Hunt for the word "summary" across the entries below, copying each line that holds it.

## start Data excerpts

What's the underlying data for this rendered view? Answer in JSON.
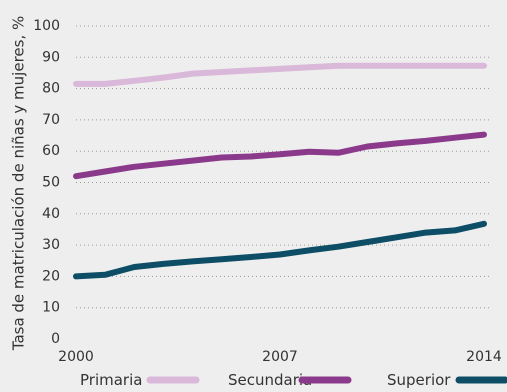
{
  "chart_data": {
    "type": "line",
    "ylabel": "Tasa de matriculación de niñas y mujeres, %",
    "ylim": [
      0,
      100
    ],
    "yticks": [
      0,
      10,
      20,
      30,
      40,
      50,
      60,
      70,
      80,
      90,
      100
    ],
    "x": [
      2000,
      2001,
      2002,
      2003,
      2004,
      2005,
      2006,
      2007,
      2008,
      2009,
      2010,
      2011,
      2012,
      2013,
      2014
    ],
    "xticks": [
      2000,
      2007,
      2014
    ],
    "grid": "horizontal dotted",
    "legend_position": "bottom",
    "series": [
      {
        "name": "Primaria",
        "color": "#d9b8d9",
        "values": [
          81.5,
          81.5,
          82.5,
          83.5,
          84.8,
          85.3,
          85.8,
          86.3,
          86.8,
          87.3,
          87.3,
          87.3,
          87.3,
          87.3,
          87.3
        ]
      },
      {
        "name": "Secundaria",
        "color": "#8b3a8b",
        "values": [
          52.0,
          53.5,
          55.0,
          56.0,
          57.0,
          58.0,
          58.3,
          59.0,
          59.8,
          59.5,
          61.5,
          62.5,
          63.3,
          64.3,
          65.3
        ]
      },
      {
        "name": "Superior",
        "color": "#0d4d66",
        "values": [
          20.0,
          20.5,
          23.0,
          24.0,
          24.8,
          25.5,
          26.2,
          27.0,
          28.3,
          29.5,
          31.0,
          32.5,
          34.0,
          34.7,
          36.8
        ]
      }
    ]
  }
}
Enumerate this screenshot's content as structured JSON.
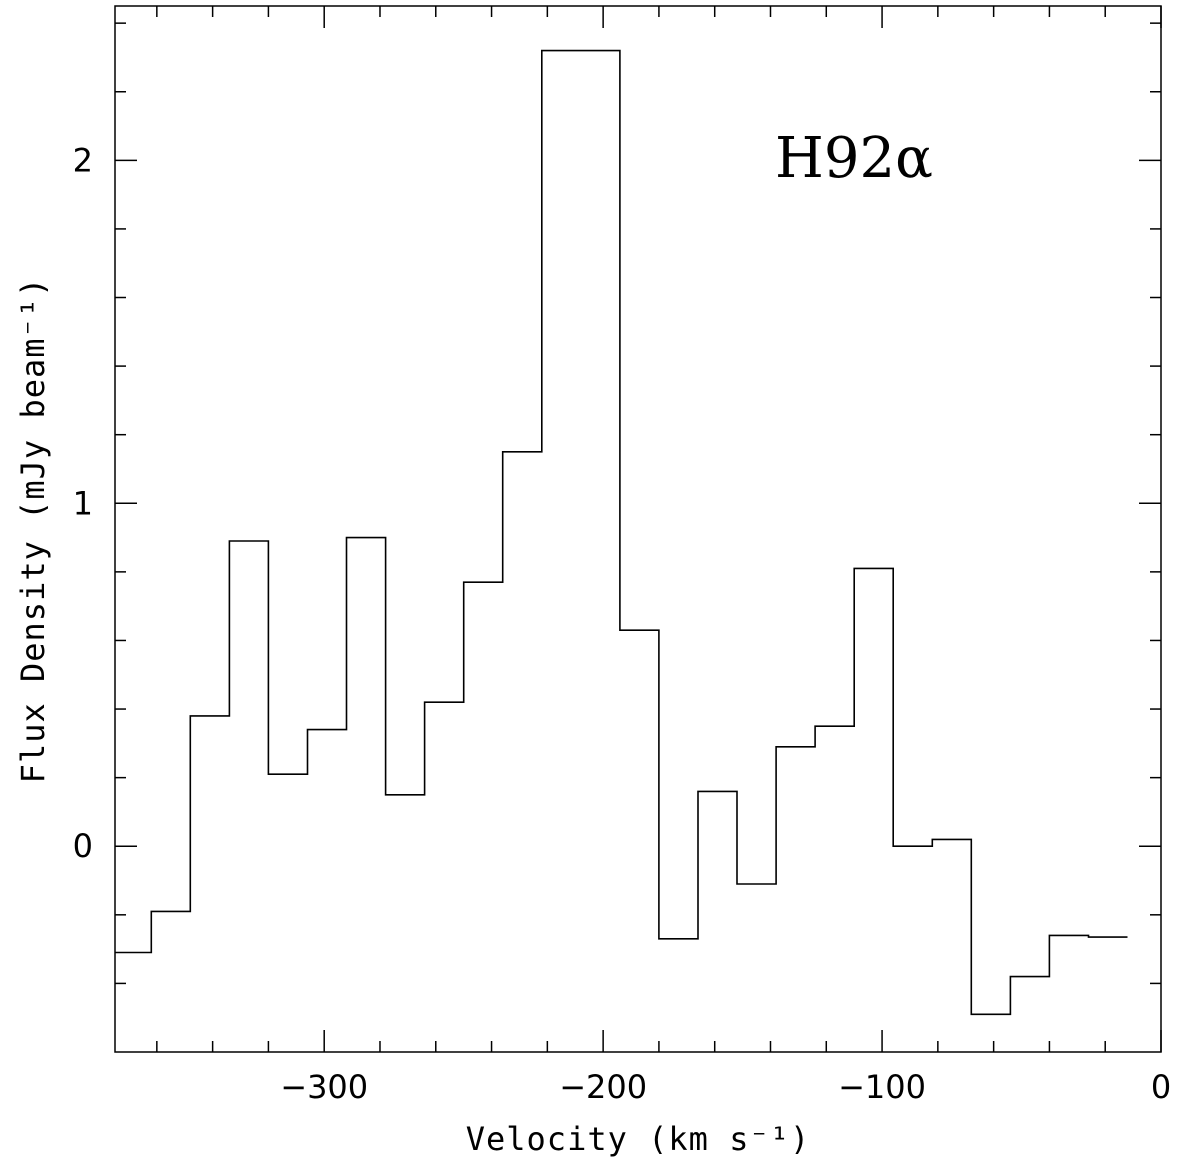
{
  "chart_data": {
    "type": "line",
    "style": "step",
    "annotation": "H92α",
    "title": "",
    "xlabel": "Velocity (km s⁻¹)",
    "ylabel": "Flux Density (mJy beam⁻¹)",
    "xlim": [
      -375,
      0
    ],
    "ylim": [
      -0.6,
      2.45
    ],
    "xticks_major": [
      -300,
      -200,
      -100,
      0
    ],
    "xtick_labels": [
      "−300",
      "−200",
      "−100",
      "0"
    ],
    "yticks_major": [
      0,
      1,
      2
    ],
    "ytick_labels": [
      "0",
      "1",
      "2"
    ],
    "grid": false,
    "legend": "none",
    "color": "#000000",
    "series": [
      {
        "bin_edges": [
          -375,
          -362,
          -348,
          -334,
          -320,
          -306,
          -292,
          -278,
          -264,
          -250,
          -236,
          -222,
          -208,
          -194,
          -180,
          -166,
          -152,
          -138,
          -124,
          -110,
          -96,
          -82,
          -68,
          -54,
          -40,
          -26,
          -12
        ],
        "values": [
          -0.31,
          -0.19,
          0.38,
          0.89,
          0.21,
          0.34,
          0.9,
          0.15,
          0.42,
          0.77,
          1.15,
          2.32,
          2.32,
          0.63,
          -0.27,
          0.16,
          -0.11,
          0.29,
          0.35,
          0.81,
          0.0,
          0.02,
          -0.49,
          -0.38,
          -0.26,
          -0.265
        ]
      }
    ]
  }
}
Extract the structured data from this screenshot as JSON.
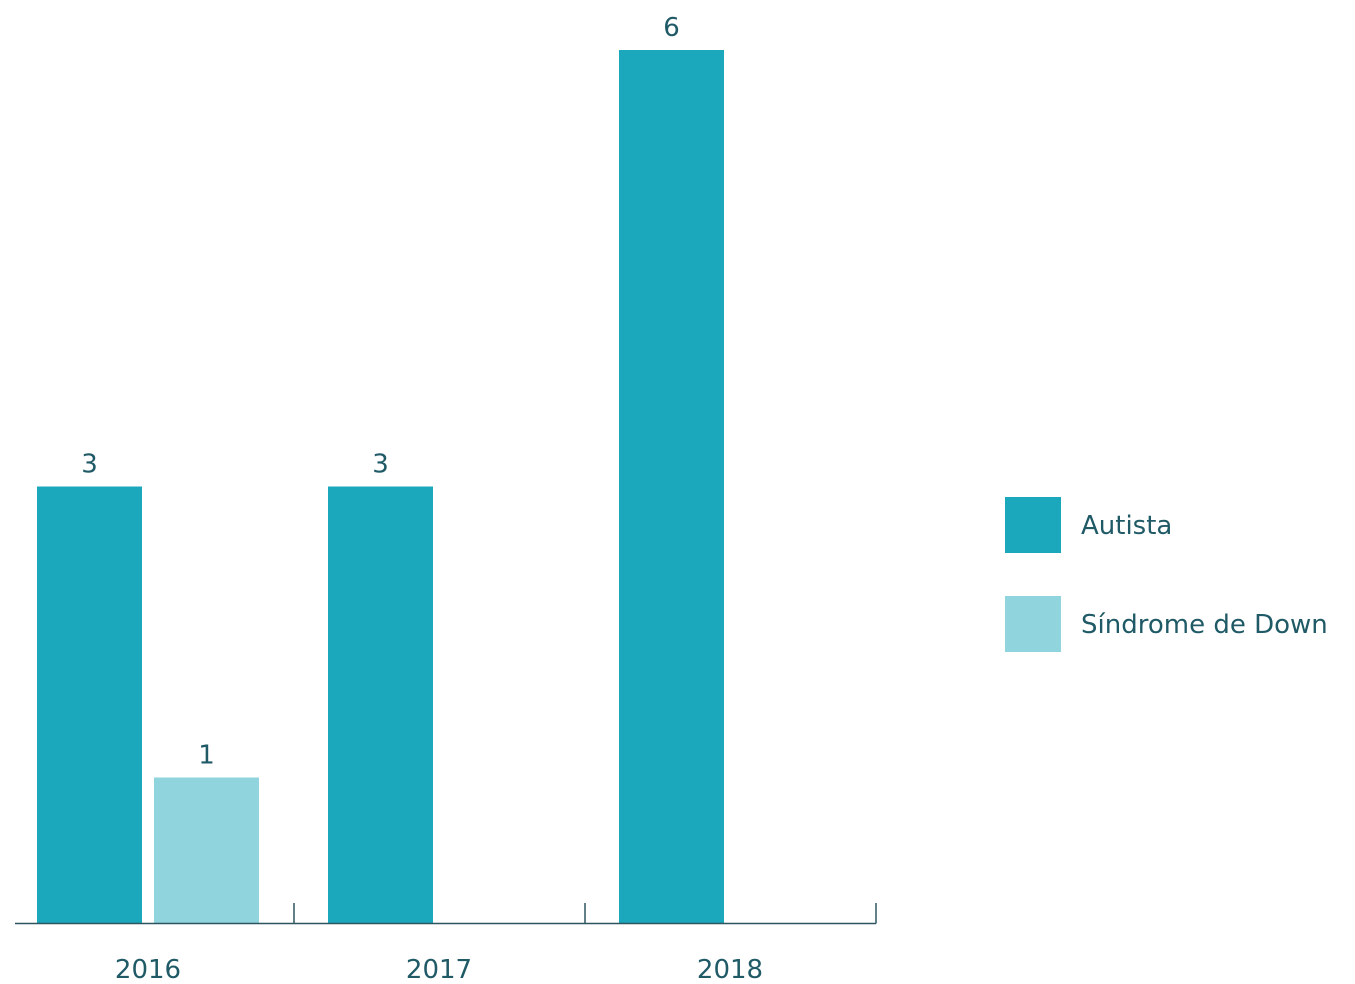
{
  "chart_data": {
    "type": "bar",
    "title": "",
    "xlabel": "",
    "ylabel": "",
    "categories": [
      "2016",
      "2017",
      "2018"
    ],
    "ylim": [
      0,
      6
    ],
    "grid": false,
    "legend_position": "right",
    "series": [
      {
        "name": "Autista",
        "color": "#1ba8bc",
        "values": [
          3,
          3,
          6
        ]
      },
      {
        "name": "Síndrome de Down",
        "color": "#90d5de",
        "values": [
          1,
          null,
          null
        ]
      }
    ],
    "data_labels": true
  }
}
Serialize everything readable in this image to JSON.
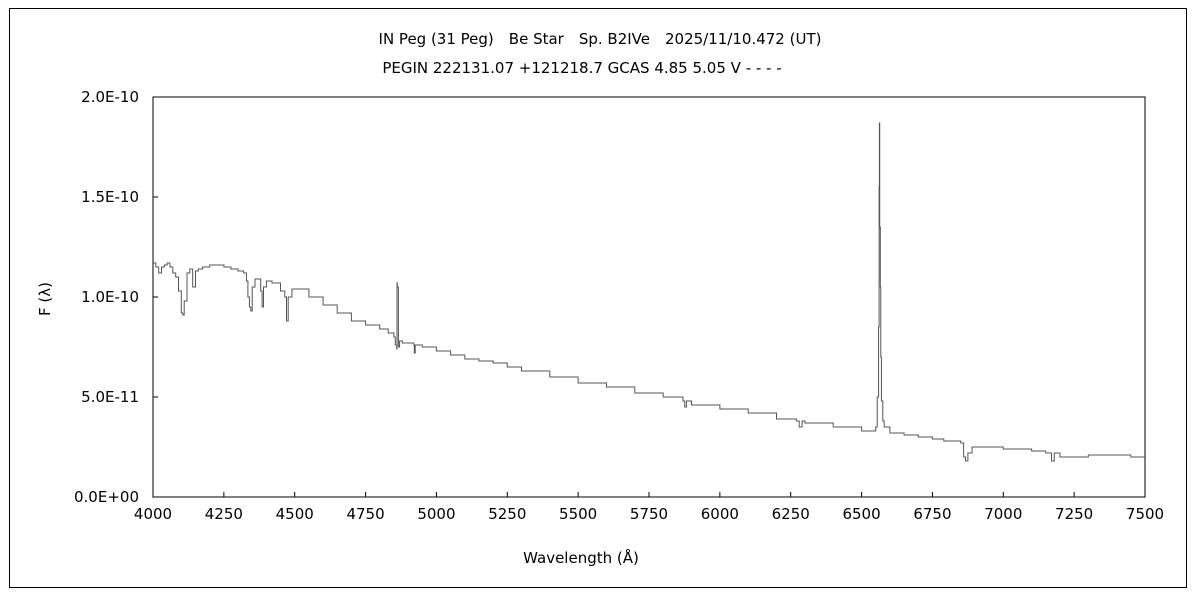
{
  "chart_data": {
    "type": "line",
    "title": "IN Peg (31 Peg)　Be Star　Sp. B2IVe　2025/11/10.472 (UT)",
    "subtitle": "PEGIN 222131.07 +121218.7 GCAS 4.85 5.05 V - - - -",
    "xlabel": "Wavelength (Å)",
    "ylabel": "F (λ)",
    "xlim": [
      4000,
      7500
    ],
    "ylim": [
      0,
      2e-10
    ],
    "x_ticks": [
      4000,
      4250,
      4500,
      4750,
      5000,
      5250,
      5500,
      5750,
      6000,
      6250,
      6500,
      6750,
      7000,
      7250,
      7500
    ],
    "x_tick_labels": [
      "4000",
      "4250",
      "4500",
      "4750",
      "5000",
      "5250",
      "5500",
      "5750",
      "6000",
      "6250",
      "6500",
      "6750",
      "7000",
      "7250",
      "7500"
    ],
    "y_ticks": [
      0,
      5e-11,
      1e-10,
      1.5e-10,
      2e-10
    ],
    "y_tick_labels": [
      "0.0E+00",
      "5.0E-11",
      "1.0E-10",
      "1.5E-10",
      "2.0E-10"
    ],
    "grid": false,
    "legend": "none",
    "line_color": "#555555",
    "series": [
      {
        "x": [
          4000,
          4010,
          4020,
          4030,
          4040,
          4050,
          4060,
          4070,
          4080,
          4090,
          4100,
          4105,
          4110,
          4120,
          4130,
          4140,
          4150,
          4160,
          4175,
          4200,
          4225,
          4250,
          4275,
          4300,
          4320,
          4330,
          4335,
          4340,
          4345,
          4350,
          4360,
          4370,
          4380,
          4385,
          4390,
          4400,
          4420,
          4450,
          4465,
          4471,
          4477,
          4490,
          4500,
          4550,
          4600,
          4650,
          4700,
          4750,
          4800,
          4830,
          4850,
          4855,
          4860,
          4861,
          4862,
          4866,
          4870,
          4880,
          4900,
          4920,
          4922,
          4925,
          4950,
          5000,
          5050,
          5100,
          5150,
          5200,
          5250,
          5300,
          5400,
          5500,
          5600,
          5700,
          5800,
          5870,
          5876,
          5882,
          5900,
          6000,
          6100,
          6200,
          6270,
          6280,
          6290,
          6300,
          6400,
          6500,
          6540,
          6550,
          6555,
          6560,
          6562,
          6563,
          6564,
          6566,
          6568,
          6570,
          6575,
          6580,
          6600,
          6650,
          6700,
          6750,
          6790,
          6850,
          6860,
          6867,
          6875,
          6890,
          6950,
          7000,
          7100,
          7150,
          7170,
          7180,
          7200,
          7250,
          7300,
          7350,
          7400,
          7450,
          7500
        ],
        "y": [
          1.17e-10,
          1.15e-10,
          1.12e-10,
          1.15e-10,
          1.16e-10,
          1.17e-10,
          1.15e-10,
          1.12e-10,
          1.1e-10,
          1.03e-10,
          9.2e-11,
          9.1e-11,
          9.8e-11,
          1.12e-10,
          1.14e-10,
          1.05e-10,
          1.13e-10,
          1.14e-10,
          1.15e-10,
          1.16e-10,
          1.16e-10,
          1.15e-10,
          1.14e-10,
          1.13e-10,
          1.12e-10,
          1.08e-10,
          1e-10,
          9.5e-11,
          9.3e-11,
          1.05e-10,
          1.09e-10,
          1.09e-10,
          1.03e-10,
          9.5e-11,
          1.05e-10,
          1.08e-10,
          1.07e-10,
          1.03e-10,
          1e-10,
          8.8e-11,
          1e-10,
          1.04e-10,
          1.04e-10,
          1e-10,
          9.6e-11,
          9.2e-11,
          8.8e-11,
          8.6e-11,
          8.4e-11,
          8.2e-11,
          8e-11,
          7.6e-11,
          7.4e-11,
          1.07e-10,
          1.05e-10,
          7.5e-11,
          7.8e-11,
          7.7e-11,
          7.7e-11,
          7.6e-11,
          7.2e-11,
          7.6e-11,
          7.5e-11,
          7.3e-11,
          7.1e-11,
          6.9e-11,
          6.8e-11,
          6.7e-11,
          6.5e-11,
          6.3e-11,
          6e-11,
          5.7e-11,
          5.5e-11,
          5.2e-11,
          5e-11,
          4.8e-11,
          4.5e-11,
          4.8e-11,
          4.6e-11,
          4.4e-11,
          4.2e-11,
          3.9e-11,
          3.8e-11,
          3.5e-11,
          3.8e-11,
          3.7e-11,
          3.5e-11,
          3.3e-11,
          3.3e-11,
          3.5e-11,
          5e-11,
          8.5e-11,
          1.55e-10,
          1.87e-10,
          1.35e-10,
          1.05e-10,
          7e-11,
          4.8e-11,
          3.8e-11,
          3.5e-11,
          3.2e-11,
          3.1e-11,
          3e-11,
          2.9e-11,
          2.8e-11,
          2.7e-11,
          2e-11,
          1.8e-11,
          2.2e-11,
          2.5e-11,
          2.5e-11,
          2.4e-11,
          2.3e-11,
          2.2e-11,
          1.8e-11,
          2.2e-11,
          2e-11,
          2e-11,
          2.1e-11,
          2.1e-11,
          2.1e-11,
          2e-11,
          2e-11
        ]
      }
    ]
  }
}
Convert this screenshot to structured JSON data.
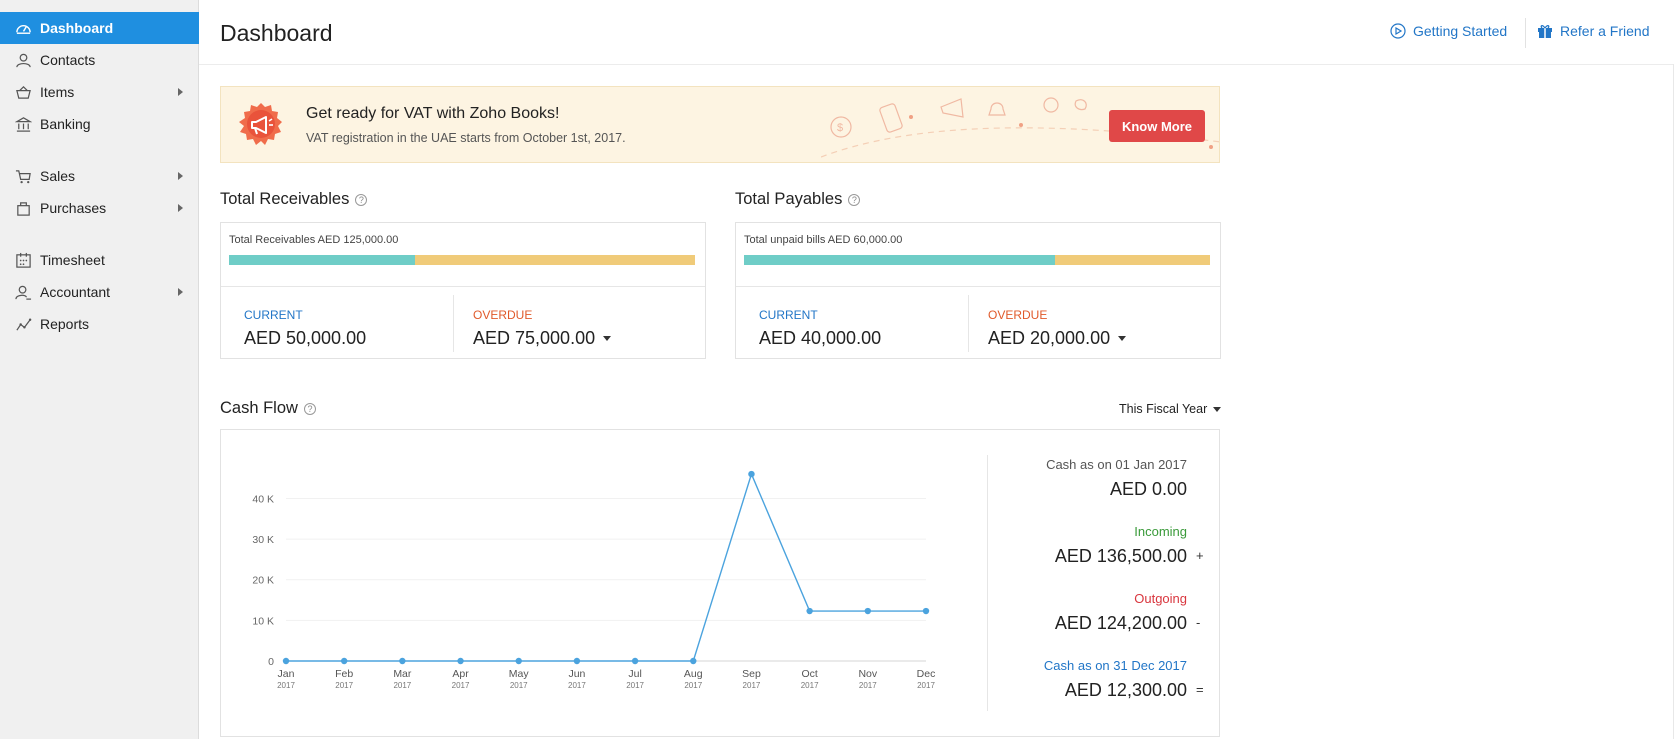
{
  "sidebar": {
    "items": [
      {
        "label": "Dashboard",
        "icon": "dashboard-icon",
        "active": true
      },
      {
        "label": "Contacts",
        "icon": "contacts-icon"
      },
      {
        "label": "Items",
        "icon": "items-icon",
        "has_submenu": true
      },
      {
        "label": "Banking",
        "icon": "bank-icon"
      },
      {
        "label": "Sales",
        "icon": "cart-icon",
        "has_submenu": true
      },
      {
        "label": "Purchases",
        "icon": "bag-icon",
        "has_submenu": true
      },
      {
        "label": "Timesheet",
        "icon": "calendar-icon"
      },
      {
        "label": "Accountant",
        "icon": "accountant-icon",
        "has_submenu": true
      },
      {
        "label": "Reports",
        "icon": "reports-icon"
      }
    ]
  },
  "header": {
    "title": "Dashboard",
    "getting_started": "Getting Started",
    "refer_friend": "Refer a Friend"
  },
  "banner": {
    "title": "Get ready for VAT with Zoho Books!",
    "subtitle": "VAT registration in the UAE starts from October 1st, 2017.",
    "button": "Know More"
  },
  "receivables": {
    "title": "Total Receivables",
    "summary": "Total Receivables AED 125,000.00",
    "current_fraction": 0.4,
    "current_label": "CURRENT",
    "current_value": "AED 50,000.00",
    "overdue_label": "OVERDUE",
    "overdue_value": "AED 75,000.00"
  },
  "payables": {
    "title": "Total Payables",
    "summary": "Total unpaid bills AED 60,000.00",
    "current_fraction": 0.667,
    "current_label": "CURRENT",
    "current_value": "AED 40,000.00",
    "overdue_label": "OVERDUE",
    "overdue_value": "AED 20,000.00"
  },
  "cashflow": {
    "title": "Cash Flow",
    "period": "This Fiscal Year",
    "opening_label": "Cash as on 01 Jan 2017",
    "opening_value": "AED 0.00",
    "incoming_label": "Incoming",
    "incoming_value": "AED 136,500.00",
    "incoming_op": "+",
    "outgoing_label": "Outgoing",
    "outgoing_value": "AED 124,200.00",
    "outgoing_op": "-",
    "closing_label": "Cash as on 31 Dec 2017",
    "closing_value": "AED 12,300.00",
    "closing_op": "="
  },
  "colors": {
    "accent": "#1f8fe0",
    "link": "#2276c7",
    "current_bar": "#6fcdc7",
    "overdue_bar": "#f0cb79",
    "incoming": "#3a9a3a",
    "outgoing": "#d9363e",
    "line": "#4ba3de",
    "button": "#e04848"
  },
  "chart_data": {
    "type": "line",
    "categories": [
      "Jan",
      "Feb",
      "Mar",
      "Apr",
      "May",
      "Jun",
      "Jul",
      "Aug",
      "Sep",
      "Oct",
      "Nov",
      "Dec"
    ],
    "year_label": "2017",
    "values": [
      0,
      0,
      0,
      0,
      0,
      0,
      0,
      0,
      46000,
      12300,
      12300,
      12300
    ],
    "yticks": [
      0,
      10000,
      20000,
      30000,
      40000
    ],
    "ytick_labels": [
      "0",
      "10 K",
      "20 K",
      "30 K",
      "40 K"
    ],
    "ylim": [
      0,
      47000
    ],
    "grid": true,
    "legend": "none"
  }
}
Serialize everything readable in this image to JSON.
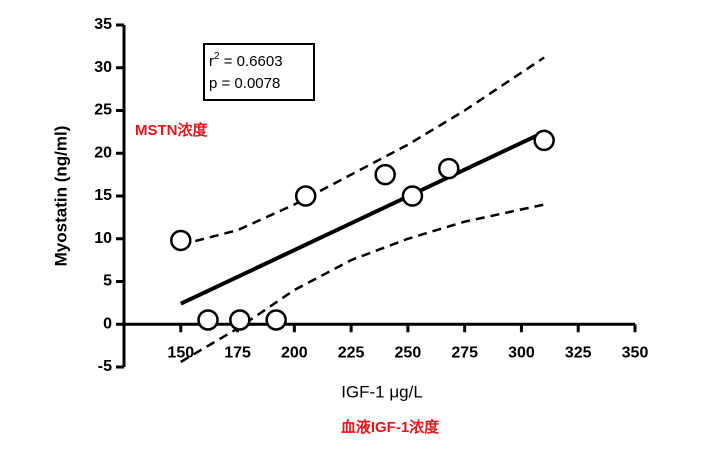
{
  "chart_data": {
    "type": "scatter",
    "y_label": "Myostatin (ng/ml)",
    "x_label": "IGF-1 μg/L",
    "annotation": {
      "r_squared": {
        "base": "r",
        "sup": "2",
        "rest": " = 0.6603"
      },
      "p": "p = 0.0078"
    },
    "y_caption": "MSTN浓度",
    "x_caption": "血液IGF-1浓度",
    "caption_color": "#e8141c",
    "color": "#000000",
    "points": {
      "x": [
        150,
        162,
        176,
        192,
        205,
        240,
        252,
        268,
        310
      ],
      "y": [
        9.8,
        0.5,
        0.5,
        0.5,
        15,
        17.5,
        15,
        18.2,
        21.5
      ]
    },
    "fit": {
      "x": [
        150,
        311
      ],
      "y": [
        2.4,
        22.6
      ]
    },
    "confidence_band": {
      "x": [
        150,
        175,
        200,
        225,
        250,
        275,
        310
      ],
      "upper": [
        9.3,
        11,
        14,
        17.5,
        21,
        25,
        31.2
      ],
      "lower": [
        -4.4,
        -0.5,
        4,
        7.5,
        10,
        12,
        14
      ]
    },
    "xlim": [
      125,
      350
    ],
    "ylim": [
      -5,
      35
    ],
    "xticks": [
      150,
      175,
      200,
      225,
      250,
      275,
      300,
      325,
      350
    ],
    "yticks": [
      -5,
      0,
      5,
      10,
      15,
      20,
      25,
      30,
      35
    ],
    "grid": false
  }
}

## end Data excerpts

**Answer to this exercise**
    "summary": "Total Receivables AED 125,000.00",
    "summary": "Total unpaid bills AED 60,000.00",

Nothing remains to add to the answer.